Objective:
Give back the records below exactly, every one, with no pictures.

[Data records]
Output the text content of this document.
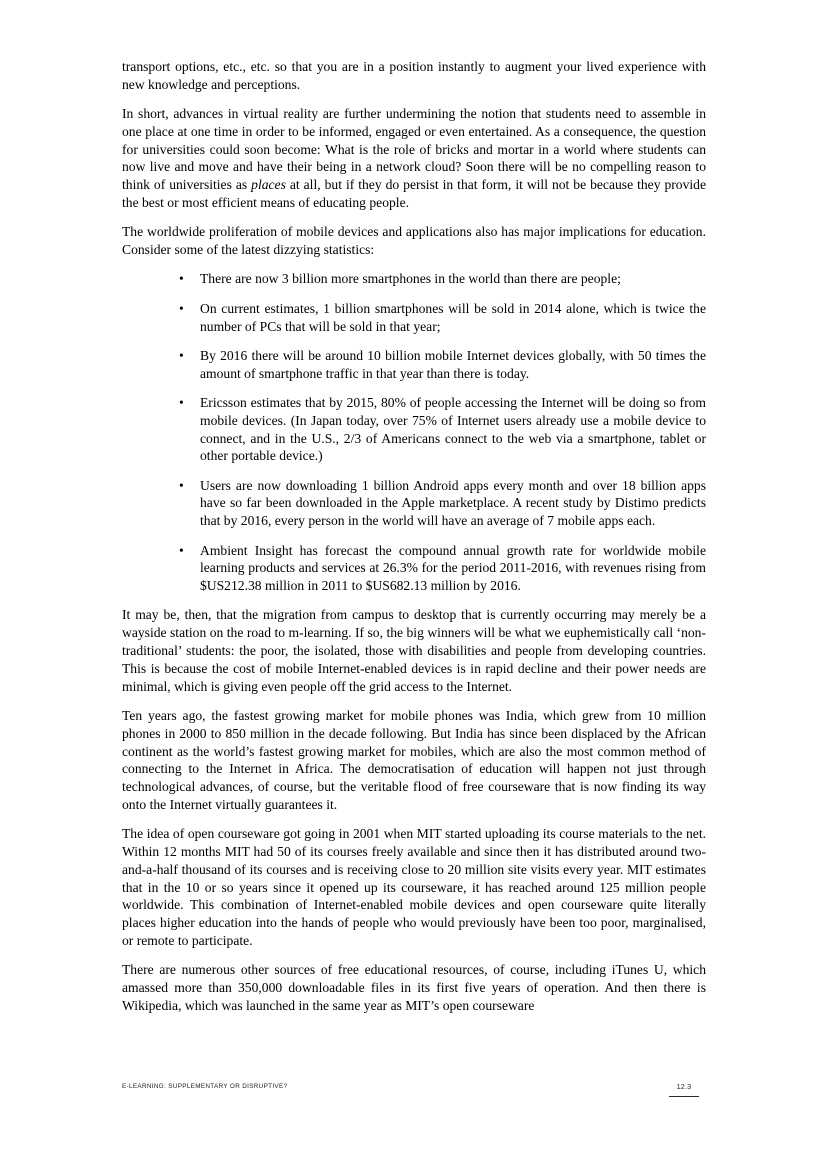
transport options, etc., etc. so that you are in a position instantly to augment your lived experience with new knowledge and perceptions.

In short, advances in virtual reality are further undermining the notion that students need to assemble in one place at one time in order to be informed, engaged or even entertained. As a consequence, the question for universities could soon become: What is the role of bricks and mortar in a world where students can now live and move and have their being in a network cloud? Soon there will be no compelling reason to think of universities as places at all, but if they do persist in that form, it will not be because they provide the best or most efficient means of educating people.

The worldwide proliferation of mobile devices and applications also has major implications for education. Consider some of the latest dizzying statistics:

• There are now 3 billion more smartphones in the world than there are people;
• On current estimates, 1 billion smartphones will be sold in 2014 alone, which is twice the number of PCs that will be sold in that year;
• By 2016 there will be around 10 billion mobile Internet devices globally, with 50 times the amount of smartphone traffic in that year than there is today.
• Ericsson estimates that by 2015, 80% of people accessing the Internet will be doing so from mobile devices. (In Japan today, over 75% of Internet users already use a mobile device to connect, and in the U.S., 2/3 of Americans connect to the web via a smartphone, tablet or other portable device.)
• Users are now downloading 1 billion Android apps every month and over 18 billion apps have so far been downloaded in the Apple marketplace. A recent study by Distimo predicts that by 2016, every person in the world will have an average of 7 mobile apps each.
• Ambient Insight has forecast the compound annual growth rate for worldwide mobile learning products and services at 26.3% for the period 2011-2016, with revenues rising from $US212.38 million in 2011 to $US682.13 million by 2016.

It may be, then, that the migration from campus to desktop that is currently occurring may merely be a wayside station on the road to m-learning. If so, the big winners will be what we euphemistically call ‘non-traditional’ students: the poor, the isolated, those with disabilities and people from developing countries. This is because the cost of mobile Internet-enabled devices is in rapid decline and their power needs are minimal, which is giving even people off the grid access to the Internet.

Ten years ago, the fastest growing market for mobile phones was India, which grew from 10 million phones in 2000 to 850 million in the decade following. But India has since been displaced by the African continent as the world’s fastest growing market for mobiles, which are also the most common method of connecting to the Internet in Africa. The democratisation of education will happen not just through technological advances, of course, but the veritable flood of free courseware that is now finding its way onto the Internet virtually guarantees it.

The idea of open courseware got going in 2001 when MIT started uploading its course materials to the net. Within 12 months MIT had 50 of its courses freely available and since then it has distributed around two-and-a-half thousand of its courses and is receiving close to 20 million site visits every year. MIT estimates that in the 10 or so years since it opened up its courseware, it has reached around 125 million people worldwide. This combination of Internet-enabled mobile devices and open courseware quite literally places higher education into the hands of people who would previously have been too poor, marginalised, or remote to participate.

There are numerous other sources of free educational resources, of course, including iTunes U, which amassed more than 350,000 downloadable files in its first five years of operation. And then there is Wikipedia, which was launched in the same year as MIT’s open courseware

E-LEARNING: SUPPLEMENTARY OR DISRUPTIVE?	12.3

Output of the exercise:
Output the text content of this document.
transport options, etc., etc. so that you are in a position instantly to augment your lived experience with new knowledge and perceptions.

In short, advances in virtual reality are further undermining the notion that students need to assemble in one place at one time in order to be informed, engaged or even entertained. As a consequence, the question for universities could soon become: What is the role of bricks and mortar in a world where students can now live and move and have their being in a network cloud? Soon there will be no compelling reason to think of universities as places at all, but if they do persist in that form, it will not be because they provide the best or most efficient means of educating people.

The worldwide proliferation of mobile devices and applications also has major implications for education. Consider some of the latest dizzying statistics:

• There are now 3 billion more smartphones in the world than there are people;
• On current estimates, 1 billion smartphones will be sold in 2014 alone, which is twice the number of PCs that will be sold in that year;
• By 2016 there will be around 10 billion mobile Internet devices globally, with 50 times the amount of smartphone traffic in that year than there is today.
• Ericsson estimates that by 2015, 80% of people accessing the Internet will be doing so from mobile devices. (In Japan today, over 75% of Internet users already use a mobile device to connect, and in the U.S., 2/3 of Americans connect to the web via a smartphone, tablet or other portable device.)
• Users are now downloading 1 billion Android apps every month and over 18 billion apps have so far been downloaded in the Apple marketplace. A recent study by Distimo predicts that by 2016, every person in the world will have an average of 7 mobile apps each.
• Ambient Insight has forecast the compound annual growth rate for worldwide mobile learning products and services at 26.3% for the period 2011-2016, with revenues rising from $US212.38 million in 2011 to $US682.13 million by 2016.

It may be, then, that the migration from campus to desktop that is currently occurring may merely be a wayside station on the road to m-learning. If so, the big winners will be what we euphemistically call ‘non-traditional’ students: the poor, the isolated, those with disabilities and people from developing countries. This is because the cost of mobile Internet-enabled devices is in rapid decline and their power needs are minimal, which is giving even people off the grid access to the Internet.

Ten years ago, the fastest growing market for mobile phones was India, which grew from 10 million phones in 2000 to 850 million in the decade following. But India has since been displaced by the African continent as the world’s fastest growing market for mobiles, which are also the most common method of connecting to the Internet in Africa. The democratisation of education will happen not just through technological advances, of course, but the veritable flood of free courseware that is now finding its way onto the Internet virtually guarantees it.

The idea of open courseware got going in 2001 when MIT started uploading its course materials to the net. Within 12 months MIT had 50 of its courses freely available and since then it has distributed around two-and-a-half thousand of its courses and is receiving close to 20 million site visits every year. MIT estimates that in the 10 or so years since it opened up its courseware, it has reached around 125 million people worldwide. This combination of Internet-enabled mobile devices and open courseware quite literally places higher education into the hands of people who would previously have been too poor, marginalised, or remote to participate.

There are numerous other sources of free educational resources, of course, including iTunes U, which amassed more than 350,000 downloadable files in its first five years of operation. And then there is Wikipedia, which was launched in the same year as MIT’s open courseware

E-LEARNING: SUPPLEMENTARY OR DISRUPTIVE?	12.3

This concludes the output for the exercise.